Description of the task: Please write the next part of the news story about the Booker-linked Newark nonprofit, starting right after its last sentence.

Metro

Booker-linked nonprofit involved in pay-to-play

A Newark nonprofit tied to associates of Cory Booker acted as a clearinghouse for lucrative construction contracts in exchange for donations to his charity and mayoral campaign, The Post has learned.

The Newark Downtown Core Redevelopment Corp., founded in 2005 to buy land for the Prudential Center and develop the surrounding area, had not completed its mission when it was dissolved in 2011 and had doled out multimillion-dollar contracts to companies that made donations to Booker’s pet causes.

Among those firms was the largest demolition company in New Jersey, which raked in $4.7 million from the nonprofit in 2007 and 2008.

“The Newark Downtown Core Redevelopment Corp. was supposed to be a nonprofit that would help eliminate downtown blight, according to Mayor Cory Booker,” said Ken Boehm, chairman of ethics watchdog group National Legal and Policy Center. “Instead, the group was plagued with cronyism, overpaid political hacks and mismanagement, leading to tens of millions of dollars in wasted public and private funds.”

After Booker took office as Newark mayor in July 2006, his cronies migrated to the NDCRC. Pablo Fonseca, Booker’s chief of staff and former campaign manager, served as a board member in 2007 and 2008. And Jermaine James, who was Booker’s campaign treasurer, worked as the organization’s director of real-estate development with a salary of $134,000 in 2010.

The NDCRC, as it was known, had $65 million to spend in its mission to create parks, develop a hotel and redesign downtown city streets.

Given data:
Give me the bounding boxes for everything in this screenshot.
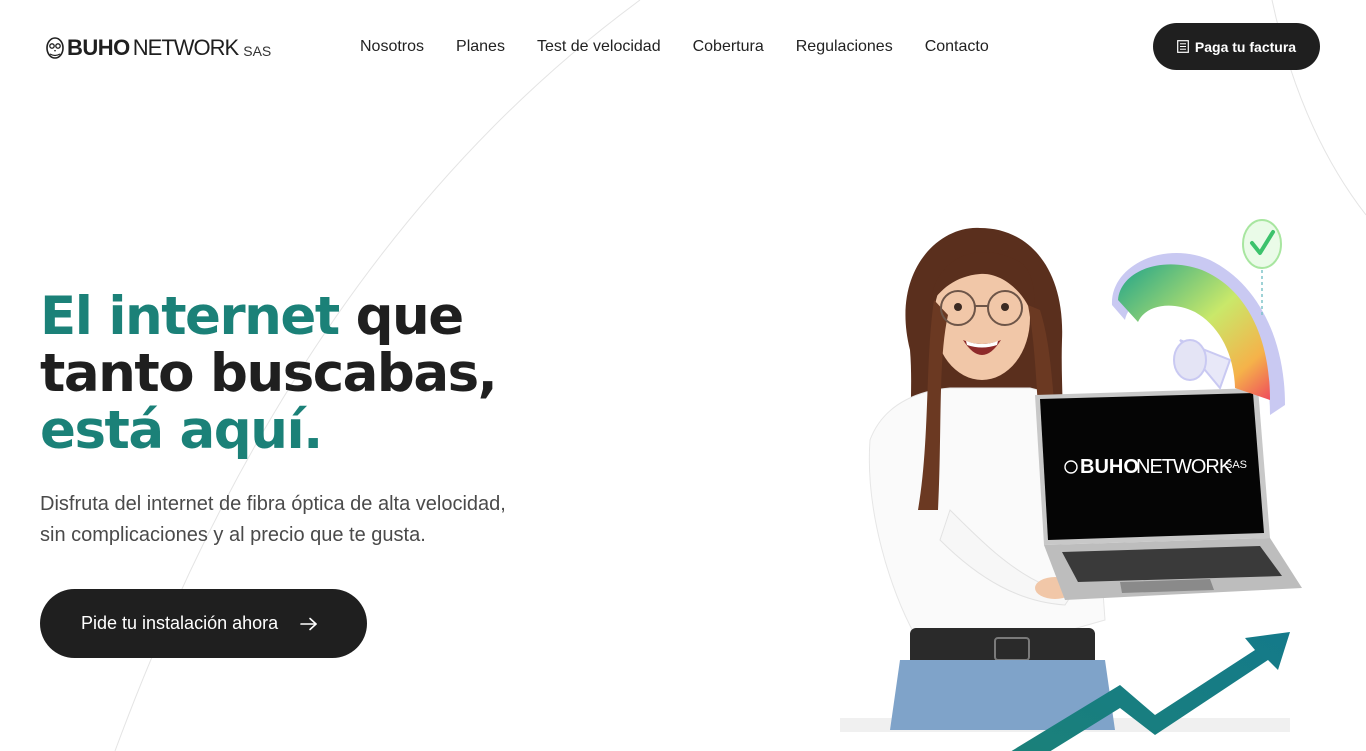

Answer for this exercise:
Among those who would benefit from the NDCRC was Nicholas Mazzocchi, who owned the largest demolition firm in New Jersey. Mazzocchi Wrecking got a $3,188,261 contract in 2007 and $1,515,744 in 2008.

The company secured the initial contract after Mazzocchi donated $5,000 in 2006 to Newark Now, a Booker charity. He later gave $2,000 in 2007 to Empower Newark, a PAC tied to Booker.

The initial donation was likely not a coincidence, according to FBI wiretaps in a 2010 corruption case involving Booker’s deputy mayor, Ronald Salahuddin — who was caught on tape telling Mazzocchi he’d get him work around the Prudential Center if Mazzocchi gave money to specific causes and hired a subcontractor linked to Salahuddin.

Fonseca was fingered as the city official who applied pressure to give companies work, according to court papers.

Salahuddin was convicted in 2011 of conspiracy to commit extortion and sentenced in February 2013 to one year in prison. Fonseca was not charged.

Scafar Contracting gave $6,000 to Empower Newark in 2007 and $2,000 in 2008 — and received a $6 million contract from NDCRC in 2007 and another contract for $1.1 million in 2008.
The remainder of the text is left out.